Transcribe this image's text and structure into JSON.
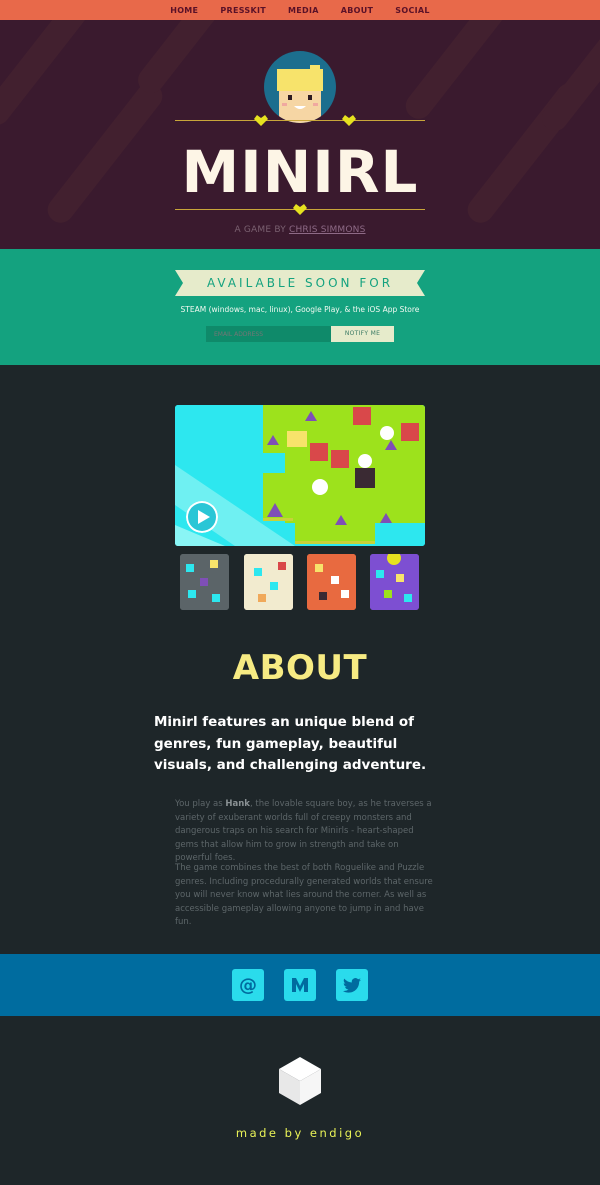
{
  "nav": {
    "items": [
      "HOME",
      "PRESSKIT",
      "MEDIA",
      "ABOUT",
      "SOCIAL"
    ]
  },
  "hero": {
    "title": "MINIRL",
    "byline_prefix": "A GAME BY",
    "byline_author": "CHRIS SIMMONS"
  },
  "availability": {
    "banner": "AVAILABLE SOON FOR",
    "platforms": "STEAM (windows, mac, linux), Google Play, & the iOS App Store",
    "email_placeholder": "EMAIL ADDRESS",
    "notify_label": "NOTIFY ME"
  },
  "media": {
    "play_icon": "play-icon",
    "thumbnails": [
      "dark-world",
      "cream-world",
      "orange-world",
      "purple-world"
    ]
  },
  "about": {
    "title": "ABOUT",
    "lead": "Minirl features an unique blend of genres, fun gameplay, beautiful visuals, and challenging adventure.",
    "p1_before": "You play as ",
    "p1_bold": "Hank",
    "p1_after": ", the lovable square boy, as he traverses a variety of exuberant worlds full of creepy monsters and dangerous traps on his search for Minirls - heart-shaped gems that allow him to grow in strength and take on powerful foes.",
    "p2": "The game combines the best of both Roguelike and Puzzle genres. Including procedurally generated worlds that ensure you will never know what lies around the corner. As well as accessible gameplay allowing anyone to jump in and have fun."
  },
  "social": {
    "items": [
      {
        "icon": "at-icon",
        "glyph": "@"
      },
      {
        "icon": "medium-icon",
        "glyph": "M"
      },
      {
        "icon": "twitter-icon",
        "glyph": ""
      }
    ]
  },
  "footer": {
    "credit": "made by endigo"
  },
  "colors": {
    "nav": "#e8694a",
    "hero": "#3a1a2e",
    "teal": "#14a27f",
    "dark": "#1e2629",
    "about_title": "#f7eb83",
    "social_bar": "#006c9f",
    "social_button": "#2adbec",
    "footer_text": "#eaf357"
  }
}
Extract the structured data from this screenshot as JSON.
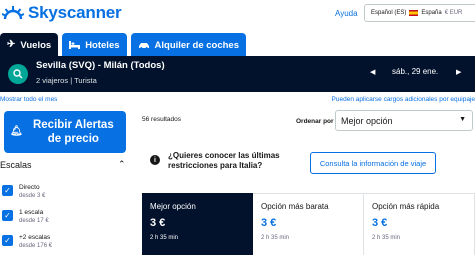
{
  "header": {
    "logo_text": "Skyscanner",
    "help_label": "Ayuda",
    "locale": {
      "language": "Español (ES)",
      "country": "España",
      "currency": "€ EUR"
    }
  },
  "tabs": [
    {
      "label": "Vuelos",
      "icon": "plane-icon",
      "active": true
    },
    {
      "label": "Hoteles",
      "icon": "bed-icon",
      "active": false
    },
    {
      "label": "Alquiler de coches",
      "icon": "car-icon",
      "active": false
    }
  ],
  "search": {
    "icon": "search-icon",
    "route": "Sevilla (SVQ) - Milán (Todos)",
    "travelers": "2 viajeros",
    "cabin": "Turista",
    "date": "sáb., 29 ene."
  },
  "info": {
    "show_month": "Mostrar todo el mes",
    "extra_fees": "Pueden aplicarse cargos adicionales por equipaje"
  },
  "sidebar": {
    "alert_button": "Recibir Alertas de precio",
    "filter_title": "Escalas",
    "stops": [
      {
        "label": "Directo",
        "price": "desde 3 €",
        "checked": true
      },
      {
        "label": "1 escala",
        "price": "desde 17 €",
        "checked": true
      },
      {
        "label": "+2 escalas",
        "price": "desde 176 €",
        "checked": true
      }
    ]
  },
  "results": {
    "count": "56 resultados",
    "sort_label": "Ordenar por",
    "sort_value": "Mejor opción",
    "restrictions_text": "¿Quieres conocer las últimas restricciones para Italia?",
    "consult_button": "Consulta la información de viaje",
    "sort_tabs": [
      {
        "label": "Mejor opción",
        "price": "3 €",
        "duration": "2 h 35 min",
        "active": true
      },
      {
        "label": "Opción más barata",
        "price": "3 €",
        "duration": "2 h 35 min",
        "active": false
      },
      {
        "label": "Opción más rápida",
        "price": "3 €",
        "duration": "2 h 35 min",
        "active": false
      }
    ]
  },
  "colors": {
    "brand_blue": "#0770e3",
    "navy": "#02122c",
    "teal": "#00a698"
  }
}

What is expected:
Each entry above should be reproduced exactly, with the pictures removed.

Expected output:
Transcribe this image's text and structure into JSON.
{
  "nav": {
    "items": [
      "HOME",
      "PRESSKIT",
      "MEDIA",
      "ABOUT",
      "SOCIAL"
    ]
  },
  "hero": {
    "title": "MINIRL",
    "byline_prefix": "A GAME BY",
    "byline_author": "CHRIS SIMMONS"
  },
  "availability": {
    "banner": "AVAILABLE SOON FOR",
    "platforms": "STEAM (windows, mac, linux), Google Play, & the iOS App Store",
    "email_placeholder": "EMAIL ADDRESS",
    "notify_label": "NOTIFY ME"
  },
  "media": {
    "play_icon": "play-icon",
    "thumbnails": [
      "dark-world",
      "cream-world",
      "orange-world",
      "purple-world"
    ]
  },
  "about": {
    "title": "ABOUT",
    "lead": "Minirl features an unique blend of genres, fun gameplay, beautiful visuals, and challenging adventure.",
    "p1_before": "You play as ",
    "p1_bold": "Hank",
    "p1_after": ", the lovable square boy, as he traverses a variety of exuberant worlds full of creepy monsters and dangerous traps on his search for Minirls - heart-shaped gems that allow him to grow in strength and take on powerful foes.",
    "p2": "The game combines the best of both Roguelike and Puzzle genres. Including procedurally generated worlds that ensure you will never know what lies around the corner. As well as accessible gameplay allowing anyone to jump in and have fun."
  },
  "social": {
    "items": [
      {
        "icon": "at-icon",
        "glyph": "@"
      },
      {
        "icon": "medium-icon",
        "glyph": "M"
      },
      {
        "icon": "twitter-icon",
        "glyph": ""
      }
    ]
  },
  "footer": {
    "credit": "made by endigo"
  },
  "colors": {
    "nav": "#e8694a",
    "hero": "#3a1a2e",
    "teal": "#14a27f",
    "dark": "#1e2629",
    "about_title": "#f7eb83",
    "social_bar": "#006c9f",
    "social_button": "#2adbec",
    "footer_text": "#eaf357"
  }
}
Extract the structured data from this screenshot as JSON.
{
  "header": {
    "logo_text": "Skyscanner",
    "help_label": "Ayuda",
    "locale": {
      "language": "Español (ES)",
      "country": "España",
      "currency": "€ EUR"
    }
  },
  "tabs": [
    {
      "label": "Vuelos",
      "icon": "plane-icon",
      "active": true
    },
    {
      "label": "Hoteles",
      "icon": "bed-icon",
      "active": false
    },
    {
      "label": "Alquiler de coches",
      "icon": "car-icon",
      "active": false
    }
  ],
  "search": {
    "icon": "search-icon",
    "route": "Sevilla (SVQ) - Milán (Todos)",
    "travelers": "2 viajeros",
    "cabin": "Turista",
    "date": "sáb., 29 ene."
  },
  "info": {
    "show_month": "Mostrar todo el mes",
    "extra_fees": "Pueden aplicarse cargos adicionales por equipaje"
  },
  "sidebar": {
    "alert_button": "Recibir Alertas de precio",
    "filter_title": "Escalas",
    "stops": [
      {
        "label": "Directo",
        "price": "desde 3 €",
        "checked": true
      },
      {
        "label": "1 escala",
        "price": "desde 17 €",
        "checked": true
      },
      {
        "label": "+2 escalas",
        "price": "desde 176 €",
        "checked": true
      }
    ]
  },
  "results": {
    "count": "56 resultados",
    "sort_label": "Ordenar por",
    "sort_value": "Mejor opción",
    "restrictions_text": "¿Quieres conocer las últimas restricciones para Italia?",
    "consult_button": "Consulta la información de viaje",
    "sort_tabs": [
      {
        "label": "Mejor opción",
        "price": "3 €",
        "duration": "2 h 35 min",
        "active": true
      },
      {
        "label": "Opción más barata",
        "price": "3 €",
        "duration": "2 h 35 min",
        "active": false
      },
      {
        "label": "Opción más rápida",
        "price": "3 €",
        "duration": "2 h 35 min",
        "active": false
      }
    ]
  },
  "colors": {
    "brand_blue": "#0770e3",
    "navy": "#02122c",
    "teal": "#00a698"
  }
}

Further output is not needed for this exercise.